[Begin]

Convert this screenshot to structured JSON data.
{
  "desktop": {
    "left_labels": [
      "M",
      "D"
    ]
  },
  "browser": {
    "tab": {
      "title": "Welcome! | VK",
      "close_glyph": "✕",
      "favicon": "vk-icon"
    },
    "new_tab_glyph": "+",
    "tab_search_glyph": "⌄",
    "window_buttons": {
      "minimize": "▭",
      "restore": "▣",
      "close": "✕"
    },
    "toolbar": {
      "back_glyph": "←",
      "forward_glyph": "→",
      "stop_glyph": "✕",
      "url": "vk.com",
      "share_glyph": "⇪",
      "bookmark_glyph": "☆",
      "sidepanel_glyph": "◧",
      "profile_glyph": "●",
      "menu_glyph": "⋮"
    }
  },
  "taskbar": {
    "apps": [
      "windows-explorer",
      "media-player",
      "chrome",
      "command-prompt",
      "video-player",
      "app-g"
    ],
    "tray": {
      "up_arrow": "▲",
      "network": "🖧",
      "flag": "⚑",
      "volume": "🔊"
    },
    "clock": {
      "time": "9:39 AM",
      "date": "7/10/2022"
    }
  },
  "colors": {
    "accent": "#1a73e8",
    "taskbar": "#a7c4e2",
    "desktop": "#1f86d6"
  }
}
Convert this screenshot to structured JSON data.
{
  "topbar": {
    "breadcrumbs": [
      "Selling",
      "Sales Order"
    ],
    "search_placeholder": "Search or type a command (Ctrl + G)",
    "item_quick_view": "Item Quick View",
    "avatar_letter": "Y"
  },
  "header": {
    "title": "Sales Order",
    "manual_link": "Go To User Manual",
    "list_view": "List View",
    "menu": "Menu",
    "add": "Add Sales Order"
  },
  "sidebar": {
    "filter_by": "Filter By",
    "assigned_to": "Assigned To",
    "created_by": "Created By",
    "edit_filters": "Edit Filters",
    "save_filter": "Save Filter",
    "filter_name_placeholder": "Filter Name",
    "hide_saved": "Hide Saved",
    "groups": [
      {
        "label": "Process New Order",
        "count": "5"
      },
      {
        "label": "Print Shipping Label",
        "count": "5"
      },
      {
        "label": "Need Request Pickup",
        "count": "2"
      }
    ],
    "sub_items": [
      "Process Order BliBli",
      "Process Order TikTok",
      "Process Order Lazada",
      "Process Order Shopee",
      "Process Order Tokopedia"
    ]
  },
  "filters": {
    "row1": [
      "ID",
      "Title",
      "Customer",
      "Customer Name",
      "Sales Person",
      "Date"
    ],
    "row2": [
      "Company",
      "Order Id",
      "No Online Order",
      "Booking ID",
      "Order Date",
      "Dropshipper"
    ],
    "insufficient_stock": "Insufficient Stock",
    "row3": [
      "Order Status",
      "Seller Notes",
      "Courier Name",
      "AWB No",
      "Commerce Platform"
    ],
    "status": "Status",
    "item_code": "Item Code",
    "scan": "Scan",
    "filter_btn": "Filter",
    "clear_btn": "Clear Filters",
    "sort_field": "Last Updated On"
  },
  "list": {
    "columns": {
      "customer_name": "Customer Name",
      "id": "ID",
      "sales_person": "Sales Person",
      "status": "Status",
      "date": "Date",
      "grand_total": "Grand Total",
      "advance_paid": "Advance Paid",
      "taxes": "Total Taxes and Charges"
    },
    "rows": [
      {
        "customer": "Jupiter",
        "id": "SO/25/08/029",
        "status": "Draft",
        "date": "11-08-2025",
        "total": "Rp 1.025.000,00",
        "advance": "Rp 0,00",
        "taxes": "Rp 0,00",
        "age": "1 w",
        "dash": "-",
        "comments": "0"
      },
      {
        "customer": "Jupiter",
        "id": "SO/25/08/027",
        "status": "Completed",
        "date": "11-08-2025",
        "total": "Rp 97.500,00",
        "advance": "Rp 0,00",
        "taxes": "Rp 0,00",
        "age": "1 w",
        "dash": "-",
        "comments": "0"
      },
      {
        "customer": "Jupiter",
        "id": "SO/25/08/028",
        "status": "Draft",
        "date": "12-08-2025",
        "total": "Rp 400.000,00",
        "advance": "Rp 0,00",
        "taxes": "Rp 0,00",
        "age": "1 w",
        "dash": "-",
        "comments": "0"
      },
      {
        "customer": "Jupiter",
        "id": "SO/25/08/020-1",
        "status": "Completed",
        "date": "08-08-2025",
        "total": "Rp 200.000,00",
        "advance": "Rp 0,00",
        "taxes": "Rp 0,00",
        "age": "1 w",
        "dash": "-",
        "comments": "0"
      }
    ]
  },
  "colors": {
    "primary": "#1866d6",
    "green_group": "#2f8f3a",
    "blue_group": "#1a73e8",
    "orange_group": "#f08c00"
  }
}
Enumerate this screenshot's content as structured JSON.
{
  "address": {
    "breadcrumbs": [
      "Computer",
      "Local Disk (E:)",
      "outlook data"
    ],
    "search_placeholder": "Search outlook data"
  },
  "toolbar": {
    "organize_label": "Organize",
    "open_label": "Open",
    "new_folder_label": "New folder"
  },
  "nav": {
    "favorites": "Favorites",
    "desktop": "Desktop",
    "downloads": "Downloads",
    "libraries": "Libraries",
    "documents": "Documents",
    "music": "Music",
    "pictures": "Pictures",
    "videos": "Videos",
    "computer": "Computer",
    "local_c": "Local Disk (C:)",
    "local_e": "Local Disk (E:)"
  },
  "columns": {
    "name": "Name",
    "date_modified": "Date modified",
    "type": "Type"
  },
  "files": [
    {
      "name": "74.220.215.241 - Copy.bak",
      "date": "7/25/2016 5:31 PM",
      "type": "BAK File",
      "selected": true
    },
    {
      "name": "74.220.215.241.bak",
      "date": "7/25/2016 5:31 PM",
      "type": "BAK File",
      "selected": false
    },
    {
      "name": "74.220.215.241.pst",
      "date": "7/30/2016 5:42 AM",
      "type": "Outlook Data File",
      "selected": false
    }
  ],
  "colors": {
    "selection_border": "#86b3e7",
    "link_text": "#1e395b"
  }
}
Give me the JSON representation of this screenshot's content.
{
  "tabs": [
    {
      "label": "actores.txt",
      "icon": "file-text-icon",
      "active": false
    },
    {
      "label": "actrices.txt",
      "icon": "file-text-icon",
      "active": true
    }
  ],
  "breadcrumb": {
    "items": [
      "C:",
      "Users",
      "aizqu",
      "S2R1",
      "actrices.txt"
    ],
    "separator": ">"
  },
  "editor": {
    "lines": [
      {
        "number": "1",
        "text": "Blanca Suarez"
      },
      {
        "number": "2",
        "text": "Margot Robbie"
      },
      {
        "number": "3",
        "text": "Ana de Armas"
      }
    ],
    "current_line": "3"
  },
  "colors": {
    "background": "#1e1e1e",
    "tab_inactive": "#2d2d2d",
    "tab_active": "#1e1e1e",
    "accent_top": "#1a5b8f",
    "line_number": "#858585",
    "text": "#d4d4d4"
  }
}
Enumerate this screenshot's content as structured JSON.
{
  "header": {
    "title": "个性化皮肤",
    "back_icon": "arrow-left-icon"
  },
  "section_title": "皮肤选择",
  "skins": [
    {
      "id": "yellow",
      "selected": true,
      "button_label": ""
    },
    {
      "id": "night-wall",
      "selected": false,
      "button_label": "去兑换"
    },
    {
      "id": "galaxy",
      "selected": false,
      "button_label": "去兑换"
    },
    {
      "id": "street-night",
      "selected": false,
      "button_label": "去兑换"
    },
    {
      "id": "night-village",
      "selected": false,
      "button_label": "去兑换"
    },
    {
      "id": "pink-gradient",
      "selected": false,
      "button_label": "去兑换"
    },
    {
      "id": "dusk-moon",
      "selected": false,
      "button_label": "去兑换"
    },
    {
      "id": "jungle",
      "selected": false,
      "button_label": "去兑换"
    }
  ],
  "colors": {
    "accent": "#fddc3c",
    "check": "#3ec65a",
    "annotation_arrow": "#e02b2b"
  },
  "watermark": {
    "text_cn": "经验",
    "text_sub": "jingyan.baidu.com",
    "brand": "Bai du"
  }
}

[End]

Exercise directions: Filter out all lines lacking the word "Sales" and copy the rest.

Result of the task:
      "Sales Order"
    "title": "Sales Order",
    "add": "Add Sales Order"
      "Sales Person",
      "sales_person": "Sales Person",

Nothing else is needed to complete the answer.